Given task:
Below is a block of records; repeat each one exactly.

------ Records for this task ------

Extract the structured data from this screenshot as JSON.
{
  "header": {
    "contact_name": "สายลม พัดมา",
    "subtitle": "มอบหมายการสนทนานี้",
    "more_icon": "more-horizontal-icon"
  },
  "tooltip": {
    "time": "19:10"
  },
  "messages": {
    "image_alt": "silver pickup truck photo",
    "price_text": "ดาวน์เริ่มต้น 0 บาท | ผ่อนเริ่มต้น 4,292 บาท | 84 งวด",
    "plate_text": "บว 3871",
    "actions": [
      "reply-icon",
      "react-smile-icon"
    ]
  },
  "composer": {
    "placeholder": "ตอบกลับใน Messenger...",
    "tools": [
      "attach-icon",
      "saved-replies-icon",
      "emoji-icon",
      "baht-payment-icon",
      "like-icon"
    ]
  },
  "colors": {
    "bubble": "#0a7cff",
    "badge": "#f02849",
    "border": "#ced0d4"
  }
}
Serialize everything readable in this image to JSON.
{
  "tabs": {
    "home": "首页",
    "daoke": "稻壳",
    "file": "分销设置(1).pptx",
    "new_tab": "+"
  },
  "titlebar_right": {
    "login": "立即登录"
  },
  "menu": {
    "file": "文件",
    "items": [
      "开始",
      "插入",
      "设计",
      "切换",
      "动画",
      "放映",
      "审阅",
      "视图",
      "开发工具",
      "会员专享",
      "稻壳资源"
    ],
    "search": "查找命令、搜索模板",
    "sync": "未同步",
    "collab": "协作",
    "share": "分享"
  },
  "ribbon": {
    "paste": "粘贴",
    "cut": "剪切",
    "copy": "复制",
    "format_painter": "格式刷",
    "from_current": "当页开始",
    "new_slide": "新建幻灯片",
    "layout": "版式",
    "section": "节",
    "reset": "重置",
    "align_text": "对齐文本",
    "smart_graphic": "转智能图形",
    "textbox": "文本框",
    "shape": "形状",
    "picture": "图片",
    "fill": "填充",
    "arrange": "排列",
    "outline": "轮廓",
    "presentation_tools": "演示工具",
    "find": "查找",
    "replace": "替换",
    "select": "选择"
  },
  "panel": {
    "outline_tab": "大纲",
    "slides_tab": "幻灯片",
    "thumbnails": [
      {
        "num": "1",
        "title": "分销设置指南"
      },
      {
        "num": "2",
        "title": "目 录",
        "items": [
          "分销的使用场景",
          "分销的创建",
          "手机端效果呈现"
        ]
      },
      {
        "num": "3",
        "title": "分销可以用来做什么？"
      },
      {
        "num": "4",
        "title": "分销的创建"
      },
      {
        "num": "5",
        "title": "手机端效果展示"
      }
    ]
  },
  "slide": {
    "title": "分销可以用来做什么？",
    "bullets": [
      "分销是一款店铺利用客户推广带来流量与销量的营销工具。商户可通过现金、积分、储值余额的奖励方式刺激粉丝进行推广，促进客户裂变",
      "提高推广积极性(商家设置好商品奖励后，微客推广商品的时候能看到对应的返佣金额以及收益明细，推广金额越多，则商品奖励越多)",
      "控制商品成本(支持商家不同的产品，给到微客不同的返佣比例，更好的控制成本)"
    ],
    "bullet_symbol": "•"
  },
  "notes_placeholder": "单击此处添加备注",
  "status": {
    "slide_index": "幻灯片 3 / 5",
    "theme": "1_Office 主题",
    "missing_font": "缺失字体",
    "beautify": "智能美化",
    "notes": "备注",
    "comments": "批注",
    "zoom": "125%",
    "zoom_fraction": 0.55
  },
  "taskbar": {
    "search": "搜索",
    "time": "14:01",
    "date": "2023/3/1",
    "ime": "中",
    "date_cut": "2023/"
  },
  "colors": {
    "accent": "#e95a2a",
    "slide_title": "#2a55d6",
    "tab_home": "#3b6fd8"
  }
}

------

Answer in full:
Extract the structured data from this screenshot as JSON.
{
  "header": {
    "contact_name": "สายลม พัดมา",
    "subtitle": "มอบหมายการสนทนานี้",
    "more_icon": "more-horizontal-icon"
  },
  "tooltip": {
    "time": "19:10"
  },
  "messages": {
    "image_alt": "silver pickup truck photo",
    "price_text": "ดาวน์เริ่มต้น 0 บาท | ผ่อนเริ่มต้น 4,292 บาท | 84 งวด",
    "plate_text": "บว 3871",
    "actions": [
      "reply-icon",
      "react-smile-icon"
    ]
  },
  "composer": {
    "placeholder": "ตอบกลับใน Messenger...",
    "tools": [
      "attach-icon",
      "saved-replies-icon",
      "emoji-icon",
      "baht-payment-icon",
      "like-icon"
    ]
  },
  "colors": {
    "bubble": "#0a7cff",
    "badge": "#f02849",
    "border": "#ced0d4"
  }
}
Serialize everything readable in this image to JSON.
{
  "tabs": {
    "home": "首页",
    "daoke": "稻壳",
    "file": "分销设置(1).pptx",
    "new_tab": "+"
  },
  "titlebar_right": {
    "login": "立即登录"
  },
  "menu": {
    "file": "文件",
    "items": [
      "开始",
      "插入",
      "设计",
      "切换",
      "动画",
      "放映",
      "审阅",
      "视图",
      "开发工具",
      "会员专享",
      "稻壳资源"
    ],
    "search": "查找命令、搜索模板",
    "sync": "未同步",
    "collab": "协作",
    "share": "分享"
  },
  "ribbon": {
    "paste": "粘贴",
    "cut": "剪切",
    "copy": "复制",
    "format_painter": "格式刷",
    "from_current": "当页开始",
    "new_slide": "新建幻灯片",
    "layout": "版式",
    "section": "节",
    "reset": "重置",
    "align_text": "对齐文本",
    "smart_graphic": "转智能图形",
    "textbox": "文本框",
    "shape": "形状",
    "picture": "图片",
    "fill": "填充",
    "arrange": "排列",
    "outline": "轮廓",
    "presentation_tools": "演示工具",
    "find": "查找",
    "replace": "替换",
    "select": "选择"
  },
  "panel": {
    "outline_tab": "大纲",
    "slides_tab": "幻灯片",
    "thumbnails": [
      {
        "num": "1",
        "title": "分销设置指南"
      },
      {
        "num": "2",
        "title": "目 录",
        "items": [
          "分销的使用场景",
          "分销的创建",
          "手机端效果呈现"
        ]
      },
      {
        "num": "3",
        "title": "分销可以用来做什么？"
      },
      {
        "num": "4",
        "title": "分销的创建"
      },
      {
        "num": "5",
        "title": "手机端效果展示"
      }
    ]
  },
  "slide": {
    "title": "分销可以用来做什么？",
    "bullets": [
      "分销是一款店铺利用客户推广带来流量与销量的营销工具。商户可通过现金、积分、储值余额的奖励方式刺激粉丝进行推广，促进客户裂变",
      "提高推广积极性(商家设置好商品奖励后，微客推广商品的时候能看到对应的返佣金额以及收益明细，推广金额越多，则商品奖励越多)",
      "控制商品成本(支持商家不同的产品，给到微客不同的返佣比例，更好的控制成本)"
    ],
    "bullet_symbol": "•"
  },
  "notes_placeholder": "单击此处添加备注",
  "status": {
    "slide_index": "幻灯片 3 / 5",
    "theme": "1_Office 主题",
    "missing_font": "缺失字体",
    "beautify": "智能美化",
    "notes": "备注",
    "comments": "批注",
    "zoom": "125%",
    "zoom_fraction": 0.55
  },
  "taskbar": {
    "search": "搜索",
    "time": "14:01",
    "date": "2023/3/1",
    "ime": "中",
    "date_cut": "2023/"
  },
  "colors": {
    "accent": "#e95a2a",
    "slide_title": "#2a55d6",
    "tab_home": "#3b6fd8"
  }
}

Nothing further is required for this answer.